Below is a listing. Gather each line of it that contains "name".

(Extracted records)

------------------------------------------------------------------------

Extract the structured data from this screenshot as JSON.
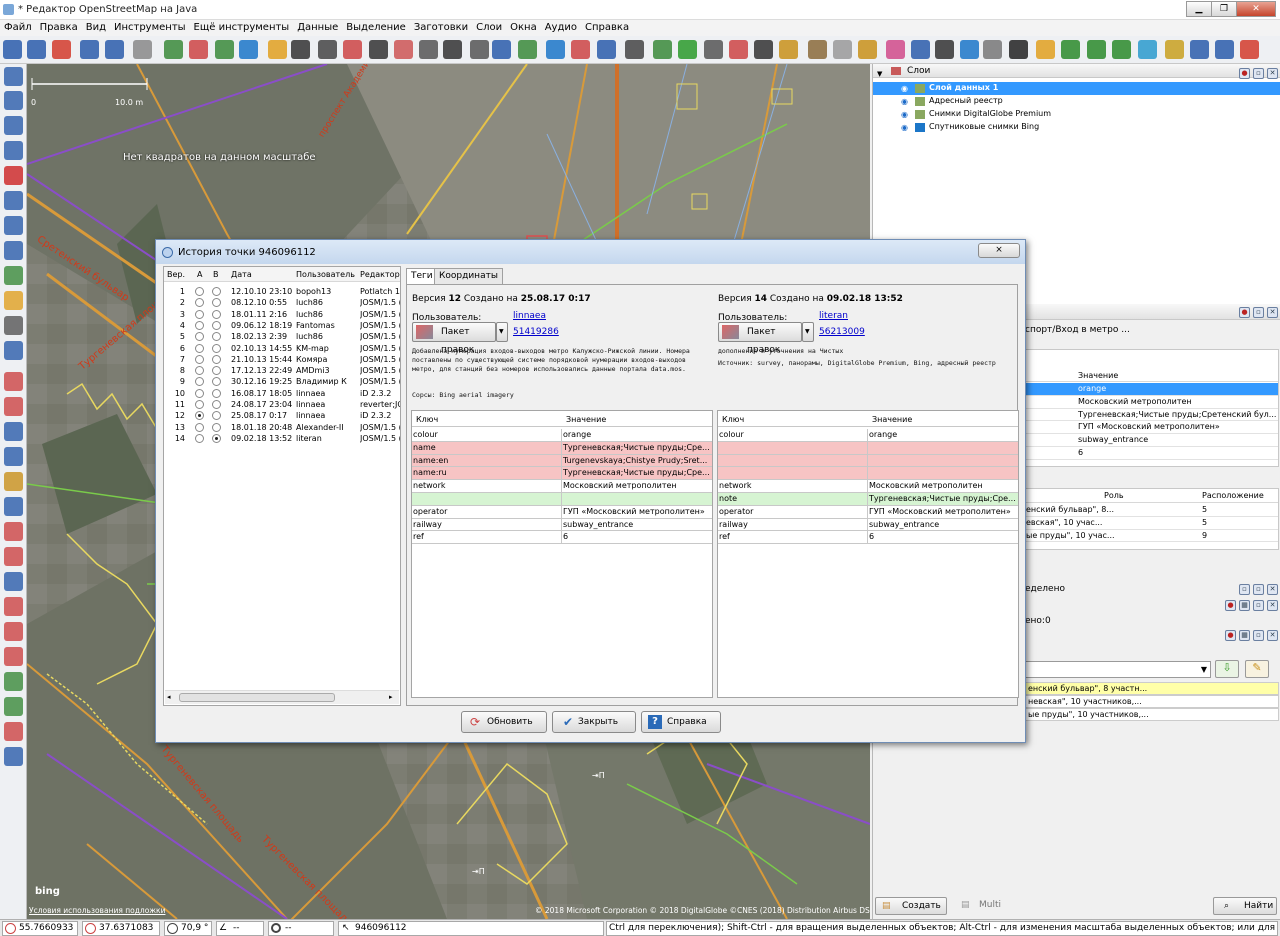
{
  "app": {
    "title": "* Редактор OpenStreetMap на Java"
  },
  "menu": [
    "Файл",
    "Правка",
    "Вид",
    "Инструменты",
    "Ещё инструменты",
    "Данные",
    "Выделение",
    "Заготовки",
    "Слои",
    "Окна",
    "Аудио",
    "Справка"
  ],
  "map": {
    "scale_0": "0",
    "scale_10": "10.0 m",
    "no_imagery": "Нет квадратов на данном масштабе",
    "street1": "Сретенский бульвар",
    "street2": "Тургеневская площадь",
    "street3": "Тургеневская площадь",
    "street4": "Тургеневская площадь",
    "street5": "проспект Академика",
    "credits": "© 2018 Microsoft Corporation © 2018 DigitalGlobe ©CNES (2018) Distribution Airbus DS",
    "bing": "bing",
    "terms": "Условия использования подложки",
    "marker": "⇥П"
  },
  "layers": {
    "title": "Слои",
    "items": [
      {
        "name": "Слой данных 1",
        "active": true
      },
      {
        "name": "Адресный реестр",
        "active": false
      },
      {
        "name": "Снимки DigitalGlobe Premium",
        "active": false
      },
      {
        "name": "Спутниковые снимки Bing",
        "active": false
      }
    ]
  },
  "props": {
    "header": "спорт/Вход в метро ...",
    "value_header": "Значение",
    "values": [
      "orange",
      "Московский метрополитен",
      "Тургеневская;Чистые пруды;Сретенский бул...",
      "ГУП «Московский метрополитен»",
      "subway_entrance",
      "6"
    ],
    "role_header": "Роль",
    "pos_header": "Расположение",
    "rel_rows": [
      {
        "name": "енский бульвар\", 8...",
        "pos": "5"
      },
      {
        "name": "евская\", 10 учас...",
        "pos": "5"
      },
      {
        "name": "ые пруды\", 10 учас...",
        "pos": "9"
      }
    ]
  },
  "sel": {
    "line1": "еделено",
    "line2": "ено:0",
    "rows": [
      "енский бульвар\", 8 участн...",
      "невская\", 10 участников,...",
      "ые пруды\", 10 участников,..."
    ]
  },
  "bottom_buttons": {
    "create": "Создать",
    "multi": "Multi",
    "search": "Найти"
  },
  "status": {
    "lat": "55.7660933",
    "lon": "37.6371083",
    "angle": "70,9 °",
    "dist": "--",
    "len": "--",
    "id": "946096112",
    "hint": "Ctrl для переключения); Shift-Ctrl - для вращения выделенных объектов; Alt-Ctrl - для изменения масштаба выделенных объектов; или для изменения выделения"
  },
  "dialog": {
    "title": "История точки 946096112",
    "close": "⨯",
    "hist_cols": {
      "ver": "Вер.",
      "a": "A",
      "b": "B",
      "date": "Дата",
      "user": "Пользователь",
      "editor": "Редактор"
    },
    "history": [
      {
        "v": "1",
        "date": "12.10.10 23:10",
        "user": "bopoh13",
        "editor": "Potlatch 1."
      },
      {
        "v": "2",
        "date": "08.12.10 0:55",
        "user": "luch86",
        "editor": "JOSM/1.5 ("
      },
      {
        "v": "3",
        "date": "18.01.11 2:16",
        "user": "luch86",
        "editor": "JOSM/1.5 ("
      },
      {
        "v": "4",
        "date": "09.06.12 18:19",
        "user": "Fantomas",
        "editor": "JOSM/1.5 ("
      },
      {
        "v": "5",
        "date": "18.02.13 2:39",
        "user": "luch86",
        "editor": "JOSM/1.5 ("
      },
      {
        "v": "6",
        "date": "02.10.13 14:55",
        "user": "KM-map",
        "editor": "JOSM/1.5 ("
      },
      {
        "v": "7",
        "date": "21.10.13 15:44",
        "user": "Комяра",
        "editor": "JOSM/1.5 ("
      },
      {
        "v": "8",
        "date": "17.12.13 22:49",
        "user": "AMDmi3",
        "editor": "JOSM/1.5 ("
      },
      {
        "v": "9",
        "date": "30.12.16 19:25",
        "user": "Владимир К",
        "editor": "JOSM/1.5 ("
      },
      {
        "v": "10",
        "date": "16.08.17 18:05",
        "user": "linnaea",
        "editor": "iD 2.3.2"
      },
      {
        "v": "11",
        "date": "24.08.17 23:04",
        "user": "linnaea",
        "editor": "reverter;JO"
      },
      {
        "v": "12",
        "date": "25.08.17 0:17",
        "user": "linnaea",
        "editor": "iD 2.3.2"
      },
      {
        "v": "13",
        "date": "18.01.18 20:48",
        "user": "Alexander-II",
        "editor": "JOSM/1.5 ("
      },
      {
        "v": "14",
        "date": "09.02.18 13:52",
        "user": "literan",
        "editor": "JOSM/1.5 ("
      }
    ],
    "tabs": [
      "Теги",
      "Координаты"
    ],
    "left": {
      "version_prefix": "Версия ",
      "version": "12",
      "created": " Создано на ",
      "date": "25.08.17 0:17",
      "user_label": "Пользователь:",
      "user": "linnaea",
      "changeset": "51419286",
      "pkg": "Пакет правок",
      "comment": "Добавлена нумерация входов-выходов метро Калужско-Рижской линии. Номера поставлены по существующей системе порядковой нумерации входов-выходов метро, для станций без номеров использовались данные портала data.mos.",
      "source": "Сорсы: Bing aerial imagery"
    },
    "right": {
      "version_prefix": "Версия ",
      "version": "14",
      "created": " Создано на ",
      "date": "09.02.18 13:52",
      "user_label": "Пользователь:",
      "user": "literan",
      "changeset": "56213009",
      "pkg": "Пакет правок",
      "comment": "дополнения и уточнения на Чистых",
      "source": "Источник: survey, панорамы, DigitalGlobe Premium, Bing, адресный реестр"
    },
    "key_header": "Ключ",
    "value_header": "Значение",
    "left_tags": [
      {
        "k": "colour",
        "v": "orange",
        "c": ""
      },
      {
        "k": "name",
        "v": "Тургеневская;Чистые пруды;Сре...",
        "c": "red"
      },
      {
        "k": "name:en",
        "v": "Turgenevskaya;Chistye Prudy;Sret...",
        "c": "red"
      },
      {
        "k": "name:ru",
        "v": "Тургеневская;Чистые пруды;Сре...",
        "c": "red"
      },
      {
        "k": "network",
        "v": "Московский метрополитен",
        "c": ""
      },
      {
        "k": "",
        "v": "",
        "c": "green"
      },
      {
        "k": "operator",
        "v": "ГУП «Московский метрополитен»",
        "c": ""
      },
      {
        "k": "railway",
        "v": "subway_entrance",
        "c": ""
      },
      {
        "k": "ref",
        "v": "6",
        "c": ""
      }
    ],
    "right_tags": [
      {
        "k": "colour",
        "v": "orange",
        "c": ""
      },
      {
        "k": "",
        "v": "",
        "c": "red"
      },
      {
        "k": "",
        "v": "",
        "c": "red"
      },
      {
        "k": "",
        "v": "",
        "c": "red"
      },
      {
        "k": "network",
        "v": "Московский метрополитен",
        "c": ""
      },
      {
        "k": "note",
        "v": "Тургеневская;Чистые пруды;Сре...",
        "c": "green"
      },
      {
        "k": "operator",
        "v": "ГУП «Московский метрополитен»",
        "c": ""
      },
      {
        "k": "railway",
        "v": "subway_entrance",
        "c": ""
      },
      {
        "k": "ref",
        "v": "6",
        "c": ""
      }
    ],
    "buttons": {
      "refresh": "Обновить",
      "close": "Закрыть",
      "help": "Справка"
    }
  }
}
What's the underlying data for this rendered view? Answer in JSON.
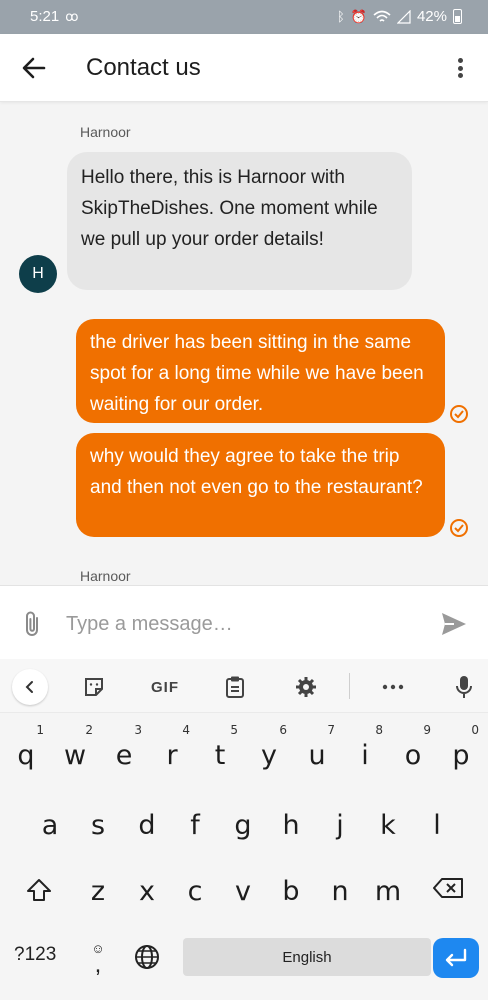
{
  "status_bar": {
    "time": "5:21",
    "battery": "42%"
  },
  "app_bar": {
    "title": "Contact us"
  },
  "chat": {
    "messages": [
      {
        "sender": "Harnoor",
        "avatar_initial": "H",
        "text": "Hello there, this is Harnoor with SkipTheDishes. One moment while we pull up your order details!"
      },
      {
        "sender": "",
        "text": "the driver has been sitting in the same spot for a long time while we have been waiting for our order."
      },
      {
        "sender": "",
        "text": "why would they agree to take the trip and then not even go to the restaurant?"
      },
      {
        "sender": "Harnoor"
      }
    ]
  },
  "composer": {
    "placeholder": "Type a message…"
  },
  "keyboard": {
    "toolbar": {
      "gif_label": "GIF"
    },
    "row1": [
      {
        "key": "q",
        "hint": "1"
      },
      {
        "key": "w",
        "hint": "2"
      },
      {
        "key": "e",
        "hint": "3"
      },
      {
        "key": "r",
        "hint": "4"
      },
      {
        "key": "t",
        "hint": "5"
      },
      {
        "key": "y",
        "hint": "6"
      },
      {
        "key": "u",
        "hint": "7"
      },
      {
        "key": "i",
        "hint": "8"
      },
      {
        "key": "o",
        "hint": "9"
      },
      {
        "key": "p",
        "hint": "0"
      }
    ],
    "row2": [
      "a",
      "s",
      "d",
      "f",
      "g",
      "h",
      "j",
      "k",
      "l"
    ],
    "row3": [
      "z",
      "x",
      "c",
      "v",
      "b",
      "n",
      "m"
    ],
    "symbols_label": "?123",
    "space_label": "English",
    "comma": ","
  },
  "colors": {
    "accent": "#f07000",
    "incoming_bubble": "#e6e6e6",
    "avatar": "#0e3e4a",
    "enter_key": "#1e88f0"
  }
}
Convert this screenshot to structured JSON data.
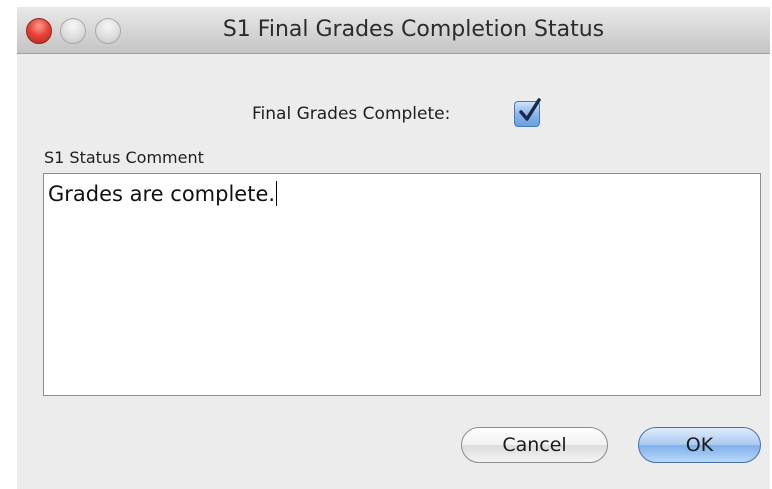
{
  "window": {
    "title": "S1 Final Grades Completion Status"
  },
  "form": {
    "complete_label": "Final Grades Complete:",
    "complete_checked": true,
    "comment_label": "S1 Status Comment",
    "comment_value": "Grades are complete."
  },
  "buttons": {
    "cancel_label": "Cancel",
    "ok_label": "OK"
  },
  "colors": {
    "close_button": "#e8443a",
    "default_button": "#7fb0ec",
    "checkbox": "#6a9fe0"
  }
}
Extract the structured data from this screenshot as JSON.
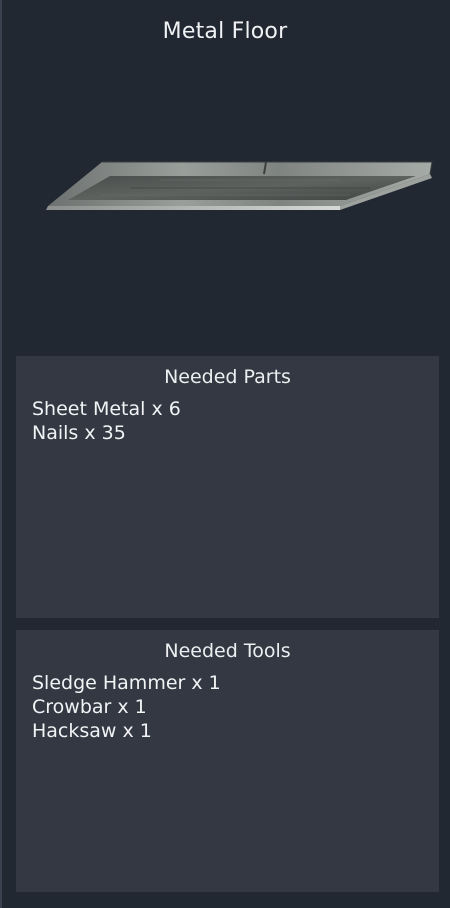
{
  "item": {
    "title": "Metal Floor"
  },
  "parts_panel": {
    "title": "Needed Parts",
    "items": [
      {
        "text": "Sheet Metal x 6"
      },
      {
        "text": "Nails x 35"
      }
    ]
  },
  "tools_panel": {
    "title": "Needed Tools",
    "items": [
      {
        "text": "Sledge Hammer x 1"
      },
      {
        "text": "Crowbar x 1"
      },
      {
        "text": "Hacksaw x 1"
      }
    ]
  }
}
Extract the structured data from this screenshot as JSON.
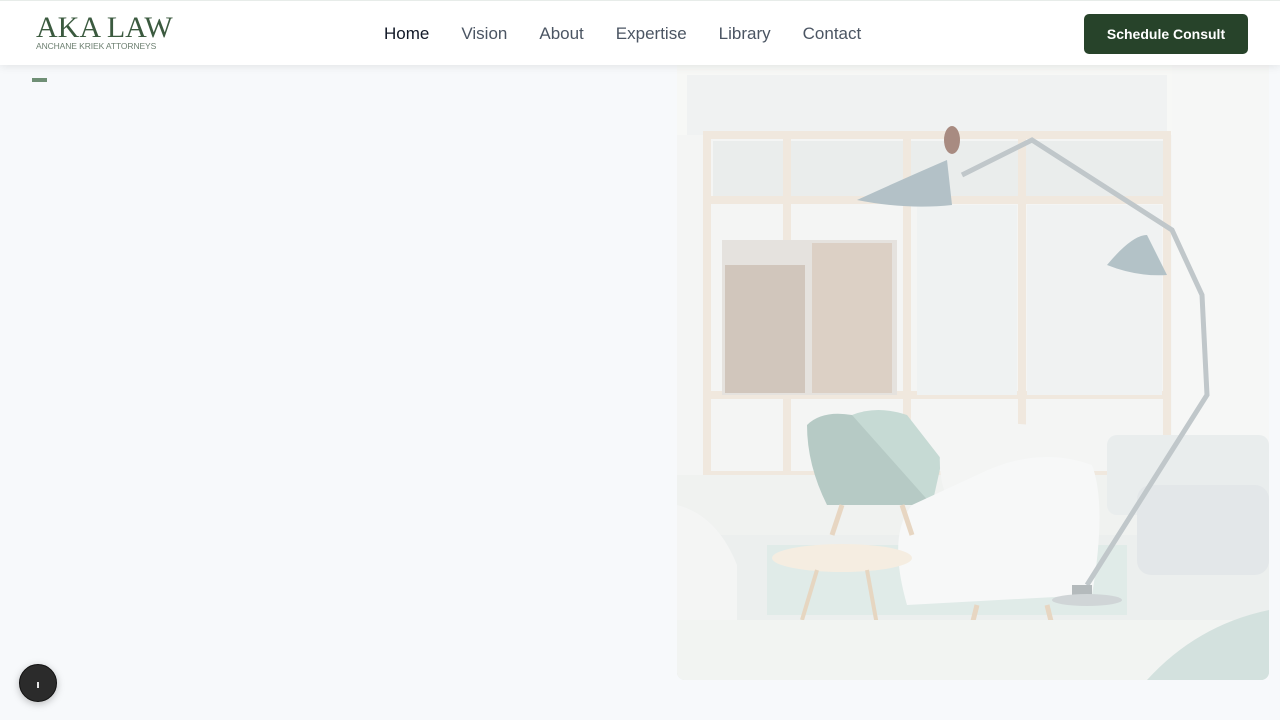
{
  "brand": {
    "logo_text": "AKA LAW",
    "logo_subtext": "ANCHANE KRIEK ATTORNEYS"
  },
  "nav": {
    "items": [
      {
        "label": "Home",
        "active": true
      },
      {
        "label": "Vision",
        "active": false
      },
      {
        "label": "About",
        "active": false
      },
      {
        "label": "Expertise",
        "active": false
      },
      {
        "label": "Library",
        "active": false
      },
      {
        "label": "Contact",
        "active": false
      }
    ]
  },
  "header": {
    "cta_label": "Schedule Consult"
  },
  "colors": {
    "brand_green": "#27432a",
    "accent_green": "#6f8f75",
    "page_bg": "#f7f9fb"
  },
  "hero": {
    "image": "office-lounge-photo"
  },
  "floating": {
    "icon": "accessibility-icon"
  }
}
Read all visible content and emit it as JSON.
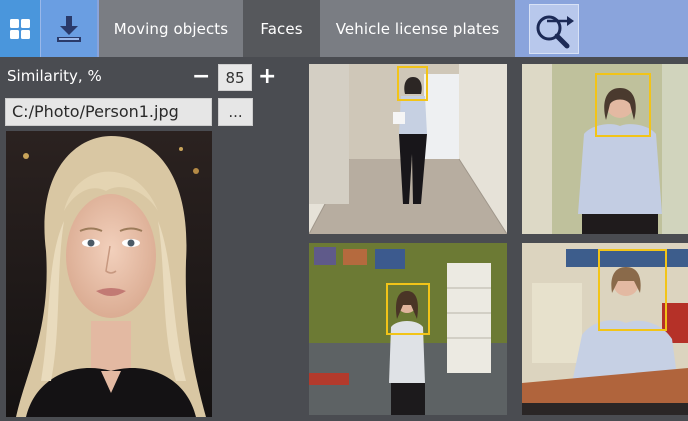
{
  "toolbar": {
    "tabs": [
      {
        "label": "Moving objects",
        "active": false
      },
      {
        "label": "Faces",
        "active": true
      },
      {
        "label": "Vehicle license plates",
        "active": false
      }
    ],
    "buttons": {
      "grid_icon": "grid-icon",
      "export_icon": "download-icon",
      "search_icon": "search-arrow-icon"
    }
  },
  "search_panel": {
    "similarity_label": "Similarity, %",
    "similarity_value": "85",
    "minus_label": "−",
    "plus_label": "+",
    "file_path": "C:/Photo/Person1.jpg",
    "browse_label": "..."
  },
  "colors": {
    "toolbar_bg": "#8aa4dc",
    "active_tab": "#56585c",
    "inactive_tab": "#7a7d83",
    "face_highlight": "#f2c418",
    "panel_bg": "#4a4c51"
  },
  "results": [
    {
      "id": "camera-1"
    },
    {
      "id": "camera-2"
    },
    {
      "id": "camera-3"
    },
    {
      "id": "camera-4"
    }
  ]
}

------------------------------------------------------------------------

• [SOLVED PROBLEM]:
        "name": "Слой данных 1",
        "name": "Адресный реестр",
        "name": "Снимки DigitalGlobe Premium",
        "name": "Спутниковые снимки Bing",
        "name": "енский бульвар\", 8...",
        "name": "евская\", 10 учас...",
        "name": "ые пруды\", 10 учас...",
        "k": "name",
        "k": "name:en",
        "k": "name:ru",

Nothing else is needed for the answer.